Only lines with the string "تصحف" matter here; gather them from the material below.

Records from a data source
::::

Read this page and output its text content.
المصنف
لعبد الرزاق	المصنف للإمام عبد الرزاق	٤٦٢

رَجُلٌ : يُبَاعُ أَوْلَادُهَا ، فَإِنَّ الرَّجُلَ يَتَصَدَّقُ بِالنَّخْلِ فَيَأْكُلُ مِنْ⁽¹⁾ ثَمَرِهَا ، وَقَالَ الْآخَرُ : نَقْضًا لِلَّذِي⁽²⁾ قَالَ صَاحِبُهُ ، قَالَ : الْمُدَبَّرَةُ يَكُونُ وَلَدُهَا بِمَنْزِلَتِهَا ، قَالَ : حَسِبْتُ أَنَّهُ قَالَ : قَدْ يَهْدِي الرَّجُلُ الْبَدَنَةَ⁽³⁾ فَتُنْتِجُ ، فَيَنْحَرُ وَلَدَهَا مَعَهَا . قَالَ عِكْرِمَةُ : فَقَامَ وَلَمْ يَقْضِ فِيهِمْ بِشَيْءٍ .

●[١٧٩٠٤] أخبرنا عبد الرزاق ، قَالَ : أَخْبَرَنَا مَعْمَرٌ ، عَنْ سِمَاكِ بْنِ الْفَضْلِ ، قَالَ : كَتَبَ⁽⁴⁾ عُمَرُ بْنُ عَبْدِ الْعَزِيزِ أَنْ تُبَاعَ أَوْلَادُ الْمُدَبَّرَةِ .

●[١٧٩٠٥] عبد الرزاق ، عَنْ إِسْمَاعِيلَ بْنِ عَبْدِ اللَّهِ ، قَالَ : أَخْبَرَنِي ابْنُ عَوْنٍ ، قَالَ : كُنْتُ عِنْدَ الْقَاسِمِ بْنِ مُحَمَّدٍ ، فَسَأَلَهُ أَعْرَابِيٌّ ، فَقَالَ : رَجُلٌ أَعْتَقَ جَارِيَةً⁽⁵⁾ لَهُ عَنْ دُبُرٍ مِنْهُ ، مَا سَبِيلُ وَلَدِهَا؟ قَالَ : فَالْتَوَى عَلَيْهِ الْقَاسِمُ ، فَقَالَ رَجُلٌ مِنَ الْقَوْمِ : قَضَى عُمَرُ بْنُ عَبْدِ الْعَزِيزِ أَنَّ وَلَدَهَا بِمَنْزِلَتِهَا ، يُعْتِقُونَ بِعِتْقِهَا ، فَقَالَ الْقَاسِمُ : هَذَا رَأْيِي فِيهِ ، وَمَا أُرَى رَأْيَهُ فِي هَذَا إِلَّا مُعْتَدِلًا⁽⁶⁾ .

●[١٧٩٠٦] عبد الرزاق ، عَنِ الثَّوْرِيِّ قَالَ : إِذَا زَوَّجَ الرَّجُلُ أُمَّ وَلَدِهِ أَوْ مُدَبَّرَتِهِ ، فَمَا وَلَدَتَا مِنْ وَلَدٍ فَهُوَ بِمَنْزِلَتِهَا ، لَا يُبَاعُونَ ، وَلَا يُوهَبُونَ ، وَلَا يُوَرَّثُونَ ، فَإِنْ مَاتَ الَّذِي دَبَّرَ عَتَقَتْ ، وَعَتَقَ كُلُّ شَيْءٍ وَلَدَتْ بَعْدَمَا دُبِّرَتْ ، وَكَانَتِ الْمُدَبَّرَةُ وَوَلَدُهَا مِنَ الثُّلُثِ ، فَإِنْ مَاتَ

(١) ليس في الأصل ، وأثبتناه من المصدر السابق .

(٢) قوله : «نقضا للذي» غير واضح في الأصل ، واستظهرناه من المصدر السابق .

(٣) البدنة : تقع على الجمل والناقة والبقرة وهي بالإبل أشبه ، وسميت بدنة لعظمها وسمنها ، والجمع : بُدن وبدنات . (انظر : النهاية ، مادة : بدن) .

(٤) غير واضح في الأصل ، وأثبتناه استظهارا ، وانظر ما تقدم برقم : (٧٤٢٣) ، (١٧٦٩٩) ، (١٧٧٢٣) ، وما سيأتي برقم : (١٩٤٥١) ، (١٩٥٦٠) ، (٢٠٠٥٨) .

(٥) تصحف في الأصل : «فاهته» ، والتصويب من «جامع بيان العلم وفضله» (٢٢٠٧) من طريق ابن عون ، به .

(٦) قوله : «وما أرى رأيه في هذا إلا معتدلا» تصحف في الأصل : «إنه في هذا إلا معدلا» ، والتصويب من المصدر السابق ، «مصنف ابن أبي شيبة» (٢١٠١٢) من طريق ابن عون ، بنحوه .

::::

Answer in full
(٥) تصحف في الأصل : «فاهته» ، والتصويب من «جامع بيان العلم وفضله» (٢٢٠٧) من طريق ابن عون ، به .
(٦) قوله : «وما أرى رأيه في هذا إلا معتدلا» تصحف في الأصل : «إنه في هذا إلا معدلا» ، والتصويب من المصدر السابق ، «مصنف ابن أبي شيبة» (٢١٠١٢) من طريق ابن عون ، بنحوه .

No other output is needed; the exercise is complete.